### Task to complete
Reproduce each of the lines word for word.

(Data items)
————

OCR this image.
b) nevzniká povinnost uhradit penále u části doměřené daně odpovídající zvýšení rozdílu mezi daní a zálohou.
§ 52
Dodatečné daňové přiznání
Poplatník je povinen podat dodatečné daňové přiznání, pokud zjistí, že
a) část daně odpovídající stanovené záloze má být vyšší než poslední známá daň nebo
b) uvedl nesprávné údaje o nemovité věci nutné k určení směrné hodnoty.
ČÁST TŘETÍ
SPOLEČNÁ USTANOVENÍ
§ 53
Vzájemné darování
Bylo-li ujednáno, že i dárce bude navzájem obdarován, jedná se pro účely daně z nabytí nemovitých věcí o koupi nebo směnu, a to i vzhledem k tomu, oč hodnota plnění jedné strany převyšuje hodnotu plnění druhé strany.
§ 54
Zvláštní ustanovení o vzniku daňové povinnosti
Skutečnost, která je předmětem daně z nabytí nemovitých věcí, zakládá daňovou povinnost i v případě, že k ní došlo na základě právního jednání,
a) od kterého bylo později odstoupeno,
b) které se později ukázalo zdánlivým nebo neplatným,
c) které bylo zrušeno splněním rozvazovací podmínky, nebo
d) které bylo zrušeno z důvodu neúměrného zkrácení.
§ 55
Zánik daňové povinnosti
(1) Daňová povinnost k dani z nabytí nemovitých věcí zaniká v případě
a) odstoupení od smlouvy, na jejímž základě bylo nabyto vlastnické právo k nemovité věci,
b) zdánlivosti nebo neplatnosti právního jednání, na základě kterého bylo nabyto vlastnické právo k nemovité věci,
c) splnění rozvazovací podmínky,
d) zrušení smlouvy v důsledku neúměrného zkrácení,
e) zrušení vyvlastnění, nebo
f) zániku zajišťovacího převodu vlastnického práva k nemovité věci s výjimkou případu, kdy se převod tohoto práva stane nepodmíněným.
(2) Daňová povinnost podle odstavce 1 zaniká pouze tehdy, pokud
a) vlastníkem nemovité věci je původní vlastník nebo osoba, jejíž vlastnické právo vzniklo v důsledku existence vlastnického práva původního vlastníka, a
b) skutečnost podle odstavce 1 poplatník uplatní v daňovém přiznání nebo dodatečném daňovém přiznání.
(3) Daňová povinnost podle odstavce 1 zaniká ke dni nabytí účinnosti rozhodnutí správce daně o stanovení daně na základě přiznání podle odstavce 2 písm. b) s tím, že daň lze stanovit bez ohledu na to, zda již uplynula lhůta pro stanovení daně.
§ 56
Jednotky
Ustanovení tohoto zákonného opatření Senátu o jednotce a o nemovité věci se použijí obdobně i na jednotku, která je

————

### In response
OCR this image.
b) nevzniká povinnost uhradit penále u části doměřené daně odpovídající zvýšení rozdílu mezi daní a zálohou.
§ 52
Dodatečné daňové přiznání
Poplatník je povinen podat dodatečné daňové přiznání, pokud zjistí, že
a) část daně odpovídající stanovené záloze má být vyšší než poslední známá daň nebo
b) uvedl nesprávné údaje o nemovité věci nutné k určení směrné hodnoty.
ČÁST TŘETÍ
SPOLEČNÁ USTANOVENÍ
§ 53
Vzájemné darování
Bylo-li ujednáno, že i dárce bude navzájem obdarován, jedná se pro účely daně z nabytí nemovitých věcí o koupi nebo směnu, a to i vzhledem k tomu, oč hodnota plnění jedné strany převyšuje hodnotu plnění druhé strany.
§ 54
Zvláštní ustanovení o vzniku daňové povinnosti
Skutečnost, která je předmětem daně z nabytí nemovitých věcí, zakládá daňovou povinnost i v případě, že k ní došlo na základě právního jednání,
a) od kterého bylo později odstoupeno,
b) které se později ukázalo zdánlivým nebo neplatným,
c) které bylo zrušeno splněním rozvazovací podmínky, nebo
d) které bylo zrušeno z důvodu neúměrného zkrácení.
§ 55
Zánik daňové povinnosti
(1) Daňová povinnost k dani z nabytí nemovitých věcí zaniká v případě
a) odstoupení od smlouvy, na jejímž základě bylo nabyto vlastnické právo k nemovité věci,
b) zdánlivosti nebo neplatnosti právního jednání, na základě kterého bylo nabyto vlastnické právo k nemovité věci,
c) splnění rozvazovací podmínky,
d) zrušení smlouvy v důsledku neúměrného zkrácení,
e) zrušení vyvlastnění, nebo
f) zániku zajišťovacího převodu vlastnického práva k nemovité věci s výjimkou případu, kdy se převod tohoto práva stane nepodmíněným.
(2) Daňová povinnost podle odstavce 1 zaniká pouze tehdy, pokud
a) vlastníkem nemovité věci je původní vlastník nebo osoba, jejíž vlastnické právo vzniklo v důsledku existence vlastnického práva původního vlastníka, a
b) skutečnost podle odstavce 1 poplatník uplatní v daňovém přiznání nebo dodatečném daňovém přiznání.
(3) Daňová povinnost podle odstavce 1 zaniká ke dni nabytí účinnosti rozhodnutí správce daně o stanovení daně na základě přiznání podle odstavce 2 písm. b) s tím, že daň lze stanovit bez ohledu na to, zda již uplynula lhůta pro stanovení daně.
§ 56
Jednotky
Ustanovení tohoto zákonného opatření Senátu o jednotce a o nemovité věci se použijí obdobně i na jednotku, která je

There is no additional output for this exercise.